## start Given information
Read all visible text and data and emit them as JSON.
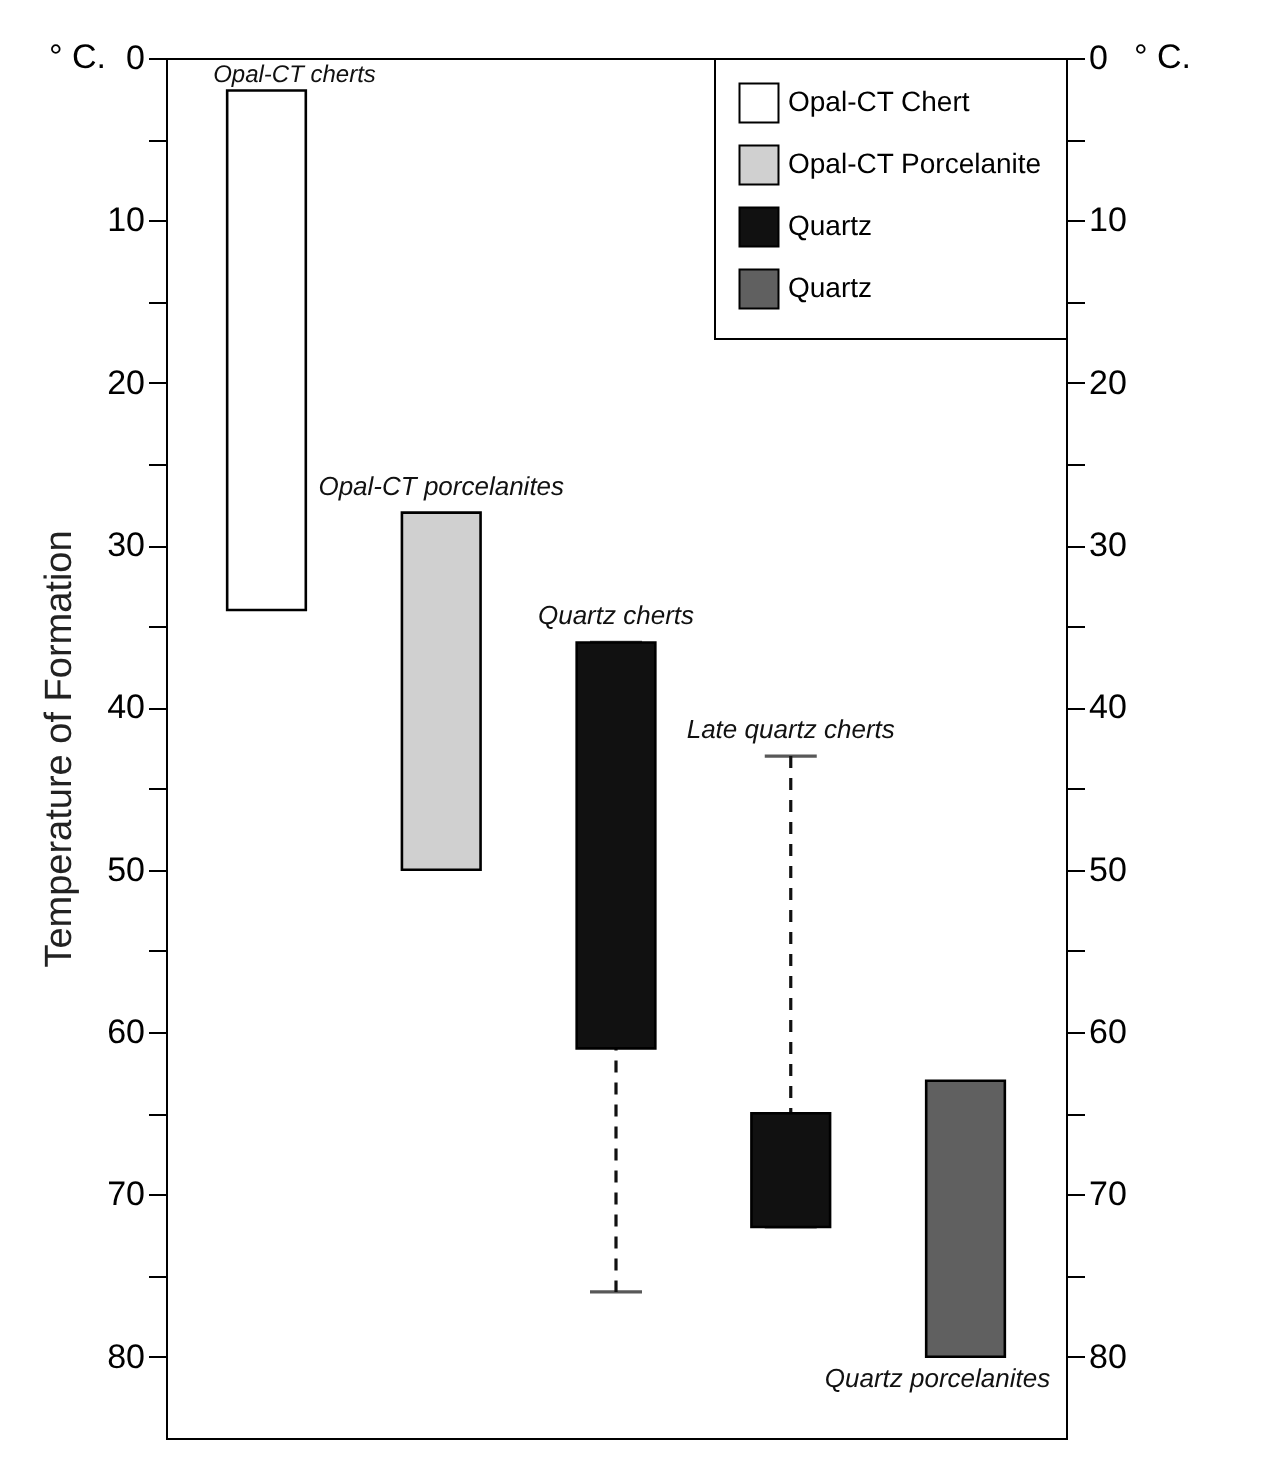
{
  "chart_data": {
    "type": "bar",
    "ylabel": "Temperature of Formation",
    "categories": [
      null,
      null,
      null,
      null,
      null
    ],
    "base": [
      2,
      28,
      36,
      65,
      63
    ],
    "values": [
      32,
      22,
      25,
      7,
      17
    ],
    "colors": [
      "#ffffff",
      "#d0d0d0",
      "#111111",
      "#111111",
      "#606060"
    ],
    "errors": [
      null,
      null,
      [
        36,
        76
      ],
      [
        43,
        72
      ],
      null
    ],
    "ylim": [
      85,
      0
    ],
    "yticks": [
      0,
      {
        "value": 5,
        "label": null
      },
      10,
      {
        "value": 15,
        "label": null
      },
      20,
      {
        "value": 25,
        "label": null
      },
      30,
      {
        "value": 35,
        "label": null
      },
      40,
      {
        "value": 45,
        "label": null
      },
      50,
      {
        "value": 55,
        "label": null
      },
      60,
      {
        "value": 65,
        "label": null
      },
      70,
      {
        "value": 75,
        "label": null
      },
      80
    ],
    "y2lim": [
      85,
      0
    ],
    "y2ticks": [
      0,
      {
        "value": 5,
        "label": null
      },
      10,
      {
        "value": 15,
        "label": null
      },
      20,
      {
        "value": 25,
        "label": null
      },
      30,
      {
        "value": 35,
        "label": null
      },
      40,
      {
        "value": 45,
        "label": null
      },
      50,
      {
        "value": 55,
        "label": null
      },
      60,
      {
        "value": 65,
        "label": null
      },
      70,
      {
        "value": 75,
        "label": null
      },
      80
    ],
    "annotations": [
      "° C.",
      "° C.",
      "Opal-CT Chert",
      "Opal-CT Porcelanite",
      "Quartz",
      "Quartz",
      {
        "text": "Opal-CT cherts",
        "y": 2
      },
      {
        "text": "Opal-CT porcelanites",
        "y": 28
      },
      {
        "text": "Quartz cherts",
        "y": 36
      },
      {
        "text": "Late quartz cherts",
        "y": 43
      },
      {
        "text": "Quartz porcelanites",
        "y": 80
      }
    ]
  }
}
## end Given information
• Task to complete
Repeat the material above verbatim, with no pictures in the output.

• Worked answer
Read all visible text and data and emit them as JSON.
{
  "chart_data": {
    "type": "bar",
    "ylabel": "Temperature of Formation",
    "categories": [
      null,
      null,
      null,
      null,
      null
    ],
    "base": [
      2,
      28,
      36,
      65,
      63
    ],
    "values": [
      32,
      22,
      25,
      7,
      17
    ],
    "colors": [
      "#ffffff",
      "#d0d0d0",
      "#111111",
      "#111111",
      "#606060"
    ],
    "errors": [
      null,
      null,
      [
        36,
        76
      ],
      [
        43,
        72
      ],
      null
    ],
    "ylim": [
      85,
      0
    ],
    "yticks": [
      0,
      {
        "value": 5,
        "label": null
      },
      10,
      {
        "value": 15,
        "label": null
      },
      20,
      {
        "value": 25,
        "label": null
      },
      30,
      {
        "value": 35,
        "label": null
      },
      40,
      {
        "value": 45,
        "label": null
      },
      50,
      {
        "value": 55,
        "label": null
      },
      60,
      {
        "value": 65,
        "label": null
      },
      70,
      {
        "value": 75,
        "label": null
      },
      80
    ],
    "y2lim": [
      85,
      0
    ],
    "y2ticks": [
      0,
      {
        "value": 5,
        "label": null
      },
      10,
      {
        "value": 15,
        "label": null
      },
      20,
      {
        "value": 25,
        "label": null
      },
      30,
      {
        "value": 35,
        "label": null
      },
      40,
      {
        "value": 45,
        "label": null
      },
      50,
      {
        "value": 55,
        "label": null
      },
      60,
      {
        "value": 65,
        "label": null
      },
      70,
      {
        "value": 75,
        "label": null
      },
      80
    ],
    "annotations": [
      "° C.",
      "° C.",
      "Opal-CT Chert",
      "Opal-CT Porcelanite",
      "Quartz",
      "Quartz",
      {
        "text": "Opal-CT cherts",
        "y": 2
      },
      {
        "text": "Opal-CT porcelanites",
        "y": 28
      },
      {
        "text": "Quartz cherts",
        "y": 36
      },
      {
        "text": "Late quartz cherts",
        "y": 43
      },
      {
        "text": "Quartz porcelanites",
        "y": 80
      }
    ]
  }
}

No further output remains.